Collection entries
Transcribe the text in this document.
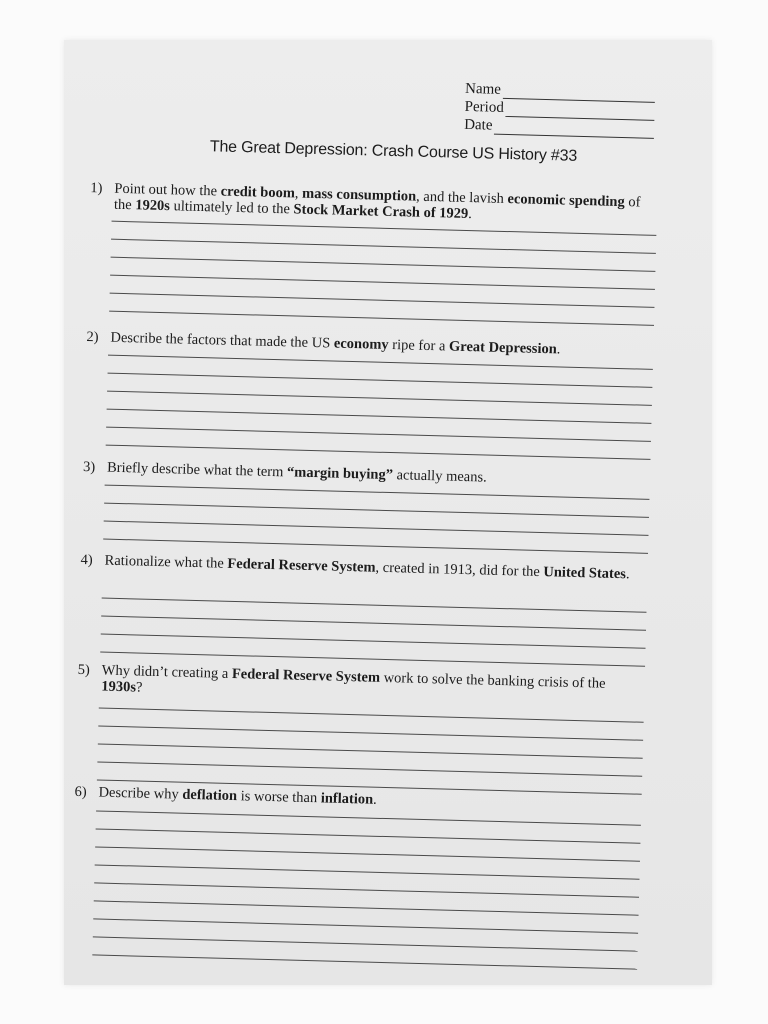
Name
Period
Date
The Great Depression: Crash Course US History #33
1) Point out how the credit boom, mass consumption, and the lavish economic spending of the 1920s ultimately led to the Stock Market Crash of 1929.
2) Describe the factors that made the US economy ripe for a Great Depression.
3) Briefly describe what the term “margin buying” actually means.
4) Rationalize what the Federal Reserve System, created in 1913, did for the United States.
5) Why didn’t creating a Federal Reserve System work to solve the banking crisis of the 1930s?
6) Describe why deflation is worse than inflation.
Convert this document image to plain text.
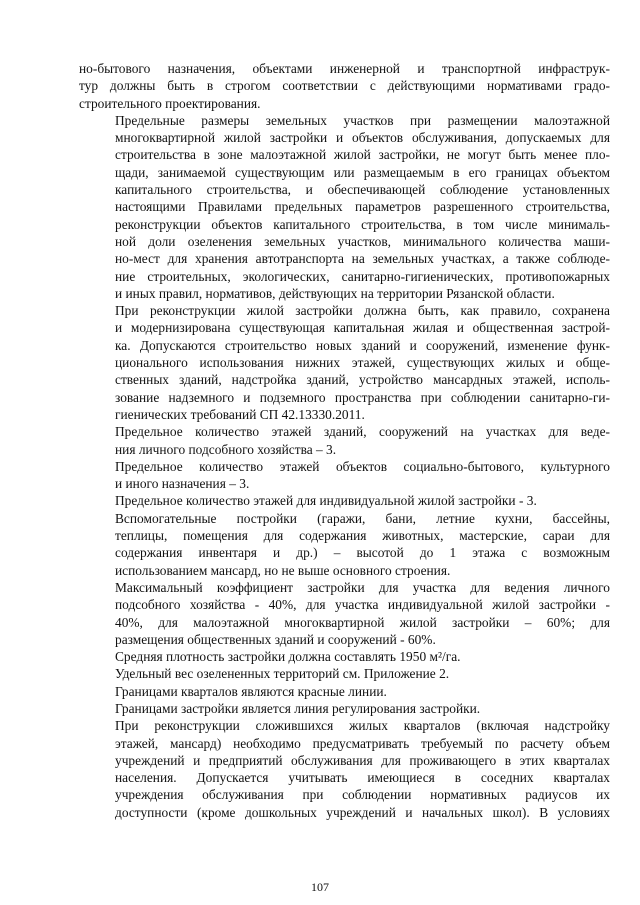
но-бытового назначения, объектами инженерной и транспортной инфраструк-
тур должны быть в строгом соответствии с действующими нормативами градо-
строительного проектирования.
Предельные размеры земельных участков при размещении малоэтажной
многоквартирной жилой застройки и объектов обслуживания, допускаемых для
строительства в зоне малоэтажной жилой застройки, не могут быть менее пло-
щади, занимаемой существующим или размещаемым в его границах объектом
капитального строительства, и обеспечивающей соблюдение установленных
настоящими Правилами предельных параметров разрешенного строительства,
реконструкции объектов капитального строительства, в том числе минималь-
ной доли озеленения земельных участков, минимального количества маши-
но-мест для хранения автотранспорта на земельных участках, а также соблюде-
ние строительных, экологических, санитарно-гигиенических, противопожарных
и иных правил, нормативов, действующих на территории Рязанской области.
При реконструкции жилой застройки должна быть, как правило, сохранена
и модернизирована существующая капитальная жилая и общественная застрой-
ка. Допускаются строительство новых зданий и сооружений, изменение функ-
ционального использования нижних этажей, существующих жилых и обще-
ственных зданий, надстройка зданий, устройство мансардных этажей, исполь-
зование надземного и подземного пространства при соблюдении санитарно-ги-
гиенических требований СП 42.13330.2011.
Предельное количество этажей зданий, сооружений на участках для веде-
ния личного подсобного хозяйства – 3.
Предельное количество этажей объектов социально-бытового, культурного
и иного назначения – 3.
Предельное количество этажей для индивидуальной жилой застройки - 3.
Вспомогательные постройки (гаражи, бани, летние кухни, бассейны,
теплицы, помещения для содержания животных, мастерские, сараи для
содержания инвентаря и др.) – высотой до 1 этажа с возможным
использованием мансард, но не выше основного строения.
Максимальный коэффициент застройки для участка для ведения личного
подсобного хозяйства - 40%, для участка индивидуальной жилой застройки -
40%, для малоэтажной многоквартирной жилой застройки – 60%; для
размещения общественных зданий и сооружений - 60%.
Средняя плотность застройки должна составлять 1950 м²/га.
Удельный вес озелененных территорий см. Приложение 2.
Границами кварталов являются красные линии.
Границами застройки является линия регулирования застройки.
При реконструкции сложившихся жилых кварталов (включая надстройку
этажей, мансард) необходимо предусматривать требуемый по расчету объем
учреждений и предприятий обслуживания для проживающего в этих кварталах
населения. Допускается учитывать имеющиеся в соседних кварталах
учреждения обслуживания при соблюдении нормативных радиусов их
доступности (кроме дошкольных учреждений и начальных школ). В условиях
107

--

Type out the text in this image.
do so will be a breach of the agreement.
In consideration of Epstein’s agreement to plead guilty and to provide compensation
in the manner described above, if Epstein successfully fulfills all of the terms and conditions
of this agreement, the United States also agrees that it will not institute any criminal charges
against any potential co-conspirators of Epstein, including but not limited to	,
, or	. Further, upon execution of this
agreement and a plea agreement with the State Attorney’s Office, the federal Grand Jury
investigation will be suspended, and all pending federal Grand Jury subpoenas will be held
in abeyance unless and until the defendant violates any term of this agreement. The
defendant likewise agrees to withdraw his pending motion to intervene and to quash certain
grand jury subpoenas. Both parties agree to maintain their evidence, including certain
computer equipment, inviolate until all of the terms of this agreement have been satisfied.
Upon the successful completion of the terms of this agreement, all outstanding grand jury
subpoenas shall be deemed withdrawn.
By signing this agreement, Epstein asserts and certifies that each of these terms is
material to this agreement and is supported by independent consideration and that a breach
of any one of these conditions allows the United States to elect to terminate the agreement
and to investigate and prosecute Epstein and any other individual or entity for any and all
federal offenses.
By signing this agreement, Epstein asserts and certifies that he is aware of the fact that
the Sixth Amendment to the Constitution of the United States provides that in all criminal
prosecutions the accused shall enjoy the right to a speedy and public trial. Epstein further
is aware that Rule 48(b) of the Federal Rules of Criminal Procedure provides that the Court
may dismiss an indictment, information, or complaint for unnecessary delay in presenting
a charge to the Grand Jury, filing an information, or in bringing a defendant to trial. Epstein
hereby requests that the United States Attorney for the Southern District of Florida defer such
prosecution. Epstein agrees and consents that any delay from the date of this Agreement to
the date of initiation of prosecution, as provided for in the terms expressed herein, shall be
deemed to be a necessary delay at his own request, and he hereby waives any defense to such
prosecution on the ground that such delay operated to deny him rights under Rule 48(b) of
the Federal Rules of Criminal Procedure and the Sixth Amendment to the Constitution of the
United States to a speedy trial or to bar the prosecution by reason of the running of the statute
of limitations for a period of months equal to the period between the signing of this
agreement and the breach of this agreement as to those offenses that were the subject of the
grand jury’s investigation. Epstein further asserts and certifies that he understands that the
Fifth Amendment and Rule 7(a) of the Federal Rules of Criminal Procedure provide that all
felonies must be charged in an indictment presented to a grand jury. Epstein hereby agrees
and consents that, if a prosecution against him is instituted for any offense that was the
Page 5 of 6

> YOUR OBJECTIVE: Gather and return every line that holds the string "provides".

> REPLY:
the Sixth Amendment to the Constitution of the United States provides that in all criminal
is aware that Rule 48(b) of the Federal Rules of Criminal Procedure provides that the Court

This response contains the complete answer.